# [Exercise objective]
Go through the entries below and collect each line with the string "ARGENTINOS" in it.

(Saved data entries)

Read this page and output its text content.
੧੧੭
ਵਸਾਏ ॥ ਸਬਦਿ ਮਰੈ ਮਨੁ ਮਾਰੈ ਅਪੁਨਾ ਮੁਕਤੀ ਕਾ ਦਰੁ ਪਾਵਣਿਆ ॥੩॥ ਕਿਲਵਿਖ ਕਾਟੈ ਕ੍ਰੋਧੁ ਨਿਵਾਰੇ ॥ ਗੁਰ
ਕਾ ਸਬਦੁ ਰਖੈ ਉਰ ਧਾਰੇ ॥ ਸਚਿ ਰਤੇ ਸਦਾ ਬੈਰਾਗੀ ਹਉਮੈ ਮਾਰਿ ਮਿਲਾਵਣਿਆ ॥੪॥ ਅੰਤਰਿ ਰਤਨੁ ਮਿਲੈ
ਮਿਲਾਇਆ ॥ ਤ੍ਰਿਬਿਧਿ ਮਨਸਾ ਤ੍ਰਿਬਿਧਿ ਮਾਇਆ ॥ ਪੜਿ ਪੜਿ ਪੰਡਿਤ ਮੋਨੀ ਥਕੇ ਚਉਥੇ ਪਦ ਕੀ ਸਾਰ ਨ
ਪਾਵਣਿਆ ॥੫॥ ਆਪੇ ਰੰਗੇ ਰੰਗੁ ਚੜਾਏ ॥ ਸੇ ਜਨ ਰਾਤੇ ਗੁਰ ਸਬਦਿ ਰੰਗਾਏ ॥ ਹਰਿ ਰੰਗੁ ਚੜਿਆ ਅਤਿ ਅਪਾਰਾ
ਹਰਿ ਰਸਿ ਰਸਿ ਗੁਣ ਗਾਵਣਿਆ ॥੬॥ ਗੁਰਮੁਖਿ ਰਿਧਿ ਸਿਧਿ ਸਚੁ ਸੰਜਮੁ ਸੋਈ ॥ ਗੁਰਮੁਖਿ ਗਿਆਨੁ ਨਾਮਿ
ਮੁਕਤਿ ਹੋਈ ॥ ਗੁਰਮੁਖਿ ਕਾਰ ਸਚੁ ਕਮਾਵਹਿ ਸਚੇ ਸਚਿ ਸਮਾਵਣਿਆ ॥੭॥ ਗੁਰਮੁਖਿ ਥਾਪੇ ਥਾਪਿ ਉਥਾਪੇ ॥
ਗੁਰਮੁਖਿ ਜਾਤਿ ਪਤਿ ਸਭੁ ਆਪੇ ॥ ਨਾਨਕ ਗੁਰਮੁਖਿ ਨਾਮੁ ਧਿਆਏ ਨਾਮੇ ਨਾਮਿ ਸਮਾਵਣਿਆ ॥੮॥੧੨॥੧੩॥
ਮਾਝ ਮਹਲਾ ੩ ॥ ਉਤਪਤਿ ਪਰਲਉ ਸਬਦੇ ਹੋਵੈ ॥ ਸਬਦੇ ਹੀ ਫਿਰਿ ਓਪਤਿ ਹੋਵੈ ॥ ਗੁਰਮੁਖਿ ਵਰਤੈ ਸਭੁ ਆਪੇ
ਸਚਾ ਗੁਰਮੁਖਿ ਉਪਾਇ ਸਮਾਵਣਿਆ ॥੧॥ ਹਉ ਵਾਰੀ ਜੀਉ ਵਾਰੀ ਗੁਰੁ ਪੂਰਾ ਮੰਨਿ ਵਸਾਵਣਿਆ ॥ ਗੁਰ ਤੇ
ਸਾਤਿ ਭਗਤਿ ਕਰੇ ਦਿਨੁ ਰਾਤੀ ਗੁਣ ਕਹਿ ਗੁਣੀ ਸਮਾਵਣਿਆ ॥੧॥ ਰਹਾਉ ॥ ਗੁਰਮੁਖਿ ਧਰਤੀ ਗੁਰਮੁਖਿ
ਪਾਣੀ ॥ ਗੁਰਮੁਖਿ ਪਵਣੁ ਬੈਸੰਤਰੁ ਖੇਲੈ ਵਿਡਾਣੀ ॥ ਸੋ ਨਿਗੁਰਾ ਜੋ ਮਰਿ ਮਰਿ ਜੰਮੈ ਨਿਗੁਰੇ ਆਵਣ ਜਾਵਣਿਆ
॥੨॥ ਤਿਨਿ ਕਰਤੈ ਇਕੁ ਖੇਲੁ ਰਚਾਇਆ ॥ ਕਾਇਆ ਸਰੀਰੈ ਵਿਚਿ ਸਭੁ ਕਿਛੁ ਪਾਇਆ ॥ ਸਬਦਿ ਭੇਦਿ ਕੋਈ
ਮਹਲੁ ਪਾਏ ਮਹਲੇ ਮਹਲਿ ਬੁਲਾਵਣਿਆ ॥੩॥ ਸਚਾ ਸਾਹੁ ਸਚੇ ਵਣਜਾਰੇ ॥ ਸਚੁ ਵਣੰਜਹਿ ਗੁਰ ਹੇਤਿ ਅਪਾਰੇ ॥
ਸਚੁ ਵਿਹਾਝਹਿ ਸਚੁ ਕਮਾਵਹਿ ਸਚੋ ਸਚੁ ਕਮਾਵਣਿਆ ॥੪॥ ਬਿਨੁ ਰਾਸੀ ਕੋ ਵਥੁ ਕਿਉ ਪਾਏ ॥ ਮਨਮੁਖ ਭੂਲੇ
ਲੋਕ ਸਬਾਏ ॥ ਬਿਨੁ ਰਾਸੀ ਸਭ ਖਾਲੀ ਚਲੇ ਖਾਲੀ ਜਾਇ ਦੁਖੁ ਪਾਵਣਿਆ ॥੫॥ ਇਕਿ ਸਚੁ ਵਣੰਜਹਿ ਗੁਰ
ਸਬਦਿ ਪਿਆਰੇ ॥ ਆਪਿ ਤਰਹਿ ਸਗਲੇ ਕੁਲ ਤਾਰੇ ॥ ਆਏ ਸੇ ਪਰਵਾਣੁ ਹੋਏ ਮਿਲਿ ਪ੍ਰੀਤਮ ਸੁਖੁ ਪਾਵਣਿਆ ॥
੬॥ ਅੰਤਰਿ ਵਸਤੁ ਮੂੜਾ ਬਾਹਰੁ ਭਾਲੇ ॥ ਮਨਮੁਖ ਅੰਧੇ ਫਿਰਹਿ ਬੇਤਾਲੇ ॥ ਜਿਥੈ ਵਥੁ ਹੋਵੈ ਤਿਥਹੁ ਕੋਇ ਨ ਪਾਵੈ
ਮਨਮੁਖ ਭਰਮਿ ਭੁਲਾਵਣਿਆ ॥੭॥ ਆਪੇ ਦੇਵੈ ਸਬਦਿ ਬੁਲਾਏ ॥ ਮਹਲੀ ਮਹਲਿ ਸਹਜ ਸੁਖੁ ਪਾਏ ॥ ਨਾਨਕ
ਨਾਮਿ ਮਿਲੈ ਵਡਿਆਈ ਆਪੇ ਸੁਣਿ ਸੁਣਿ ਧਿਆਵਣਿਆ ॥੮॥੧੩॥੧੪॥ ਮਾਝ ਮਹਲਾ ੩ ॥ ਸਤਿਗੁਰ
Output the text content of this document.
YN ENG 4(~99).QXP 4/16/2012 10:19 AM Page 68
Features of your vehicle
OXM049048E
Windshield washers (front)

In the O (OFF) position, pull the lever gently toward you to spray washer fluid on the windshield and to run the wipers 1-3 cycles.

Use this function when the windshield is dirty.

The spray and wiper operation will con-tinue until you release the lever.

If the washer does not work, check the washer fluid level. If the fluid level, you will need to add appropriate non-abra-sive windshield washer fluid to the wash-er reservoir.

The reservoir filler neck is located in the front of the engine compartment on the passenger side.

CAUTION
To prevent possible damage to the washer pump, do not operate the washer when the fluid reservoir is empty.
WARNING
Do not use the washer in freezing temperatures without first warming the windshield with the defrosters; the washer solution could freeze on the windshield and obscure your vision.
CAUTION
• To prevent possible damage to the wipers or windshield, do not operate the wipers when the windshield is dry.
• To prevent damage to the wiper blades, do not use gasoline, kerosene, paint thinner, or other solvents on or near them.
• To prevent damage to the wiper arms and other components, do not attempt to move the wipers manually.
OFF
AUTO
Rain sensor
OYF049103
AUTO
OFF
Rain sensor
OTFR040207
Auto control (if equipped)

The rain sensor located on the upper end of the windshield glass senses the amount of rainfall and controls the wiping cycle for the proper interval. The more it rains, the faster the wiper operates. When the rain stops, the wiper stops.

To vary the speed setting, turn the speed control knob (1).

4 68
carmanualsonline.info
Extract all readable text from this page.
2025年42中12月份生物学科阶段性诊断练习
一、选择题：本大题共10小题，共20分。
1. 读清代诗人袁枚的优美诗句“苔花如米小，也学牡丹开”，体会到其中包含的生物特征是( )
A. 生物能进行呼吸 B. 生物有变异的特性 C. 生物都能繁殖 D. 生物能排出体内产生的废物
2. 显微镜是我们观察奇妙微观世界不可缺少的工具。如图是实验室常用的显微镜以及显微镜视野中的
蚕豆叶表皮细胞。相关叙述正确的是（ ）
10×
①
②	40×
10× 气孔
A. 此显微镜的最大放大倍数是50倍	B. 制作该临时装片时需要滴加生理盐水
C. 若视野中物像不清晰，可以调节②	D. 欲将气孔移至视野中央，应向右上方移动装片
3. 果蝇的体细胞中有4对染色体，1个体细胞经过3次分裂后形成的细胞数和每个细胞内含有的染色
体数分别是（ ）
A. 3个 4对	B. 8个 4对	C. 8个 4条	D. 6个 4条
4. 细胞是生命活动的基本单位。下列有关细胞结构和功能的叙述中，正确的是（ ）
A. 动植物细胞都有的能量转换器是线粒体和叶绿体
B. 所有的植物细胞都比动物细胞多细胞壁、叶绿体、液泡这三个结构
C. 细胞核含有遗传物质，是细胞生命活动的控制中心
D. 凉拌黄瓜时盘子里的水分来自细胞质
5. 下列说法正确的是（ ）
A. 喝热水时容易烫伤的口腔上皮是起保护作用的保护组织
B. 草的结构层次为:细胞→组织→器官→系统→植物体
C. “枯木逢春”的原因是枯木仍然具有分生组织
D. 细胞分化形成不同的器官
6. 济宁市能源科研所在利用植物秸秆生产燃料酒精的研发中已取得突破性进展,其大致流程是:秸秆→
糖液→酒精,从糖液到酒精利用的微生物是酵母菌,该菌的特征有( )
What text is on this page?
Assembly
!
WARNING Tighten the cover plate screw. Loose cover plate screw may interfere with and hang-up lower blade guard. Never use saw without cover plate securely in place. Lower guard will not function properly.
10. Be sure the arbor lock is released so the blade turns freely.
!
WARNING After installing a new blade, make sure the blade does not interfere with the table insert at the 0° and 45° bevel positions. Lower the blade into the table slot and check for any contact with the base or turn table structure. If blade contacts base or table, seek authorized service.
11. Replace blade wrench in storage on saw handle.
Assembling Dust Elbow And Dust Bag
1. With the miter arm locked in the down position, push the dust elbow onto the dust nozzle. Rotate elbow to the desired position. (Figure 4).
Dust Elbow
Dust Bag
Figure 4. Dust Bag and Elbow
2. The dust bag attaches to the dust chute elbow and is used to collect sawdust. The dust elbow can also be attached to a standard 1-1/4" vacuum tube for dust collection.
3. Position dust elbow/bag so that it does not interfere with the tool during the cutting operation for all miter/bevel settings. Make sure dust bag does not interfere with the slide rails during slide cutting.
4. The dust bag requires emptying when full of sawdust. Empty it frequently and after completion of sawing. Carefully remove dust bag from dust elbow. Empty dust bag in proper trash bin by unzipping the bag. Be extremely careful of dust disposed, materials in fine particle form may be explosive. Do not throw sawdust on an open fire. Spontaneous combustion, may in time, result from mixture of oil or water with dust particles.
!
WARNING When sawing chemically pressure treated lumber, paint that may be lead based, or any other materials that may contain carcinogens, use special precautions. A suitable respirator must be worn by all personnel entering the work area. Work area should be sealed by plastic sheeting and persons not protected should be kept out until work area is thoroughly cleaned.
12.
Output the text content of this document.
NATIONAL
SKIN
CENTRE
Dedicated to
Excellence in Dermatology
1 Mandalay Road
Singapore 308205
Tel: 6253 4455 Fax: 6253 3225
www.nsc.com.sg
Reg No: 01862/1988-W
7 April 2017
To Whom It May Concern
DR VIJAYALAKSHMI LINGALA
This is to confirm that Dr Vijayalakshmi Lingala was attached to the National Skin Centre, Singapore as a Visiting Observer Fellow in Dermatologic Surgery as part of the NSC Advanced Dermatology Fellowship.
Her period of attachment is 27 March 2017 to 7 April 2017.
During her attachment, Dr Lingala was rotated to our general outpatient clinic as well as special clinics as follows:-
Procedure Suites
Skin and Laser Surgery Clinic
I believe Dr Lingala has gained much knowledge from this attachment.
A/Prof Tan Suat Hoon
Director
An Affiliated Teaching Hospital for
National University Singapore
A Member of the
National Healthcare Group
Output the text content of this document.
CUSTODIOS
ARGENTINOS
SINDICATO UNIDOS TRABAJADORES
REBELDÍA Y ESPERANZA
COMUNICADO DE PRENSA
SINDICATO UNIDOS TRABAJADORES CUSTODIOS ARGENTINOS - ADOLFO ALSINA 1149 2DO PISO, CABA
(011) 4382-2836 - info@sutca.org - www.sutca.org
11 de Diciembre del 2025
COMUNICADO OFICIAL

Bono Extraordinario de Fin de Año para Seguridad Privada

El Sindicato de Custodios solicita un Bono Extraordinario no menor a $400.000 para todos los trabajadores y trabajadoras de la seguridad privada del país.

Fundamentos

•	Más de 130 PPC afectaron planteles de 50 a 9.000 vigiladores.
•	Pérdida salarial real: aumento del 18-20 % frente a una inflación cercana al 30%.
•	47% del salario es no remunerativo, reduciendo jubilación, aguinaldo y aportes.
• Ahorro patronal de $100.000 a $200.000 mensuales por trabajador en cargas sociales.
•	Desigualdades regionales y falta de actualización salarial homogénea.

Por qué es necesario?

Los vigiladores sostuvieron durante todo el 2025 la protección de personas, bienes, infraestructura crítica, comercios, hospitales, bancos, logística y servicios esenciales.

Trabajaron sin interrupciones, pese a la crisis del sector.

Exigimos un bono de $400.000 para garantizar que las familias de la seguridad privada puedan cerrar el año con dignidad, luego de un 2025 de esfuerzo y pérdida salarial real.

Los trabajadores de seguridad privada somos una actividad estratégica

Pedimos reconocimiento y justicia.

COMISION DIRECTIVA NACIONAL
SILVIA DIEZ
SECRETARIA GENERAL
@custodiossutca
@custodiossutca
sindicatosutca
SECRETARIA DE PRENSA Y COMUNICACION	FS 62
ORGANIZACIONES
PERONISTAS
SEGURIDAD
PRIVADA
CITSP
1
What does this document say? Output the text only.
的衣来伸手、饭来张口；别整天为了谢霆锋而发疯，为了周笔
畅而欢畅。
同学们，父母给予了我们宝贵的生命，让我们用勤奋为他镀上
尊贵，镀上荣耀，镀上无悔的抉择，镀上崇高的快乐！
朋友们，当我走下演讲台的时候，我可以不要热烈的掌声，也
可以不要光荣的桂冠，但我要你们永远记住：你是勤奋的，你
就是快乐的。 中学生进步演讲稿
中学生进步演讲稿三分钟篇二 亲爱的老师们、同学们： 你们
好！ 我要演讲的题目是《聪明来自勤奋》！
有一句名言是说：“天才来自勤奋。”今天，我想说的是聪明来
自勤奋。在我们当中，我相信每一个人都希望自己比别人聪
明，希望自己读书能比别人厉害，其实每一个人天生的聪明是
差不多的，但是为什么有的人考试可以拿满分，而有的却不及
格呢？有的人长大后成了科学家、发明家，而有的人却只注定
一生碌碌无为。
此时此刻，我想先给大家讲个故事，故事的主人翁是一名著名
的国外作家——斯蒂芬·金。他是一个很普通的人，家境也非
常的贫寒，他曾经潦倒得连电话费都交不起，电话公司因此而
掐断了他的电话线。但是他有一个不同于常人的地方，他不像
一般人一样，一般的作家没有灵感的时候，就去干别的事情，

# [The result]
ARGENTINOS
SINDICATO UNIDOS TRABAJADORES CUSTODIOS ARGENTINOS - ADOLFO ALSINA 1149 2DO PISO, CABA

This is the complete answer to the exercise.